------ RECORDS FOR THIS TASK ------

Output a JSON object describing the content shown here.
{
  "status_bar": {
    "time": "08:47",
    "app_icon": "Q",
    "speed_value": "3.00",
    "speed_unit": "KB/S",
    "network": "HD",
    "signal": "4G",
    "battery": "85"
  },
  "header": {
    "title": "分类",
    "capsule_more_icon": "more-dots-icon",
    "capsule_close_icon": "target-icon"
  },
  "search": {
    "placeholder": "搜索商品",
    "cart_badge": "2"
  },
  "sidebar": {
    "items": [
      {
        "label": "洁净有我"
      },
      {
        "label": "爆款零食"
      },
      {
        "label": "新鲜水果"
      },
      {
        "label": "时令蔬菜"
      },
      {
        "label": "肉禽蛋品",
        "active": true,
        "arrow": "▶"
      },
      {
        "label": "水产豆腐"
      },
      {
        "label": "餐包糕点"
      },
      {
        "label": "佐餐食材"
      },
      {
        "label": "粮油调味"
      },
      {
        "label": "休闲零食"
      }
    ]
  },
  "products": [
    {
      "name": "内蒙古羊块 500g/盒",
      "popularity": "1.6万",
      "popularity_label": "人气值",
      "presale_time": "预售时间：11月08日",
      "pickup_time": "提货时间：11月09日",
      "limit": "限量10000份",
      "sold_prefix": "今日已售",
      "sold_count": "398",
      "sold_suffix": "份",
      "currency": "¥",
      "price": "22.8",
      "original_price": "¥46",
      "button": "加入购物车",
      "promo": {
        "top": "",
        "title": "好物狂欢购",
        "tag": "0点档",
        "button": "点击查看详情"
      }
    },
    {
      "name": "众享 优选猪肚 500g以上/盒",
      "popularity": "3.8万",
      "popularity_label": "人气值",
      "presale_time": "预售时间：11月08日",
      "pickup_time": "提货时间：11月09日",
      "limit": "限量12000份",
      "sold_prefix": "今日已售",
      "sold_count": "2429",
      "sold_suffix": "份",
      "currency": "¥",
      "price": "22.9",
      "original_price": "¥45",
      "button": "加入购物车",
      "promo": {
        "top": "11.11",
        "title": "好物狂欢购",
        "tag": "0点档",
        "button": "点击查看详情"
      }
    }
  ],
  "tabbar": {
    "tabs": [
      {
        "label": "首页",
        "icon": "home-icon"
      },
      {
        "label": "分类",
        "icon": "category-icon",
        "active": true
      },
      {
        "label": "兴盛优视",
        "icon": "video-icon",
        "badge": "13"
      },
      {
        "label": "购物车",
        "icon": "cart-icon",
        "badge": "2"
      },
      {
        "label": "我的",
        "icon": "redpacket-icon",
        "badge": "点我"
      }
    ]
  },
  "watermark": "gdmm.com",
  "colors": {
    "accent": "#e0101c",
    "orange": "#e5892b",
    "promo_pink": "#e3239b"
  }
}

------

Using the data above, print every record exactly as shown.

Output a JSON object describing the content shown here.
{
  "status_bar": {
    "time": "08:47",
    "app_icon": "Q",
    "speed_value": "3.00",
    "speed_unit": "KB/S",
    "network": "HD",
    "signal": "4G",
    "battery": "85"
  },
  "header": {
    "title": "分类",
    "capsule_more_icon": "more-dots-icon",
    "capsule_close_icon": "target-icon"
  },
  "search": {
    "placeholder": "搜索商品",
    "cart_badge": "2"
  },
  "sidebar": {
    "items": [
      {
        "label": "洁净有我"
      },
      {
        "label": "爆款零食"
      },
      {
        "label": "新鲜水果"
      },
      {
        "label": "时令蔬菜"
      },
      {
        "label": "肉禽蛋品",
        "active": true,
        "arrow": "▶"
      },
      {
        "label": "水产豆腐"
      },
      {
        "label": "餐包糕点"
      },
      {
        "label": "佐餐食材"
      },
      {
        "label": "粮油调味"
      },
      {
        "label": "休闲零食"
      }
    ]
  },
  "products": [
    {
      "name": "内蒙古羊块 500g/盒",
      "popularity": "1.6万",
      "popularity_label": "人气值",
      "presale_time": "预售时间：11月08日",
      "pickup_time": "提货时间：11月09日",
      "limit": "限量10000份",
      "sold_prefix": "今日已售",
      "sold_count": "398",
      "sold_suffix": "份",
      "currency": "¥",
      "price": "22.8",
      "original_price": "¥46",
      "button": "加入购物车",
      "promo": {
        "top": "",
        "title": "好物狂欢购",
        "tag": "0点档",
        "button": "点击查看详情"
      }
    },
    {
      "name": "众享 优选猪肚 500g以上/盒",
      "popularity": "3.8万",
      "popularity_label": "人气值",
      "presale_time": "预售时间：11月08日",
      "pickup_time": "提货时间：11月09日",
      "limit": "限量12000份",
      "sold_prefix": "今日已售",
      "sold_count": "2429",
      "sold_suffix": "份",
      "currency": "¥",
      "price": "22.9",
      "original_price": "¥45",
      "button": "加入购物车",
      "promo": {
        "top": "11.11",
        "title": "好物狂欢购",
        "tag": "0点档",
        "button": "点击查看详情"
      }
    }
  ],
  "tabbar": {
    "tabs": [
      {
        "label": "首页",
        "icon": "home-icon"
      },
      {
        "label": "分类",
        "icon": "category-icon",
        "active": true
      },
      {
        "label": "兴盛优视",
        "icon": "video-icon",
        "badge": "13"
      },
      {
        "label": "购物车",
        "icon": "cart-icon",
        "badge": "2"
      },
      {
        "label": "我的",
        "icon": "redpacket-icon",
        "badge": "点我"
      }
    ]
  },
  "watermark": "gdmm.com",
  "colors": {
    "accent": "#e0101c",
    "orange": "#e5892b",
    "promo_pink": "#e3239b"
  }
}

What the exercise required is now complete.